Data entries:
START

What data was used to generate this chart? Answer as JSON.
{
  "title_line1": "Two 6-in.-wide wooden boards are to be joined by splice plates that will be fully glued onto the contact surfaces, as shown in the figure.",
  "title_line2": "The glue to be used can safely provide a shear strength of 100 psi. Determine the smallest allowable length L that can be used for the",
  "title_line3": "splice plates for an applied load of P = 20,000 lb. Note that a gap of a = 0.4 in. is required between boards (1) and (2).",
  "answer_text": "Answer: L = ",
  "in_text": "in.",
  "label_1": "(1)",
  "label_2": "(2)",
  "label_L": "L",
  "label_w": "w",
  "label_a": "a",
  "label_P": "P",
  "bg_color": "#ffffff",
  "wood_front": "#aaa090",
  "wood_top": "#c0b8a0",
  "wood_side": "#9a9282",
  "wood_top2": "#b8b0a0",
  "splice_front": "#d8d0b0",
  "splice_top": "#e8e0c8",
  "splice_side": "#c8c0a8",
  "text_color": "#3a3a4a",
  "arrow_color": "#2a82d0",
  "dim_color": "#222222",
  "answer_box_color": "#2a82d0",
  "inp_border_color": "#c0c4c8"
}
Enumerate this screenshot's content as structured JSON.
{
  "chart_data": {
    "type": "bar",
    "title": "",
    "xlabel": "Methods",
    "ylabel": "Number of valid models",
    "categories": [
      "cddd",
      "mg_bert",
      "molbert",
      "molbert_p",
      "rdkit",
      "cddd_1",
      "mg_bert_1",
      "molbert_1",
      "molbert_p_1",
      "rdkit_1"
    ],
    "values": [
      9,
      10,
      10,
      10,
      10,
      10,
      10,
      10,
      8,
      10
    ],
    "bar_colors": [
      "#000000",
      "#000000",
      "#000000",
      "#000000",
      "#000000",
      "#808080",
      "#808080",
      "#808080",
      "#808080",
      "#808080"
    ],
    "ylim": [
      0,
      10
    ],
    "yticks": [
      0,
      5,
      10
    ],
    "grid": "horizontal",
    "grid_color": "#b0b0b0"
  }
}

END

In the listing above, find the line containing "Enumerate this screenshot's" and please quote exactly that line through the last one, and no other lines.

Enumerate this screenshot's content as structured JSON.
{
  "chart_data": {
    "type": "bar",
    "title": "",
    "xlabel": "Methods",
    "ylabel": "Number of valid models",
    "categories": [
      "cddd",
      "mg_bert",
      "molbert",
      "molbert_p",
      "rdkit",
      "cddd_1",
      "mg_bert_1",
      "molbert_1",
      "molbert_p_1",
      "rdkit_1"
    ],
    "values": [
      9,
      10,
      10,
      10,
      10,
      10,
      10,
      10,
      8,
      10
    ],
    "bar_colors": [
      "#000000",
      "#000000",
      "#000000",
      "#000000",
      "#000000",
      "#808080",
      "#808080",
      "#808080",
      "#808080",
      "#808080"
    ],
    "ylim": [
      0,
      10
    ],
    "yticks": [
      0,
      5,
      10
    ],
    "grid": "horizontal",
    "grid_color": "#b0b0b0"
  }
}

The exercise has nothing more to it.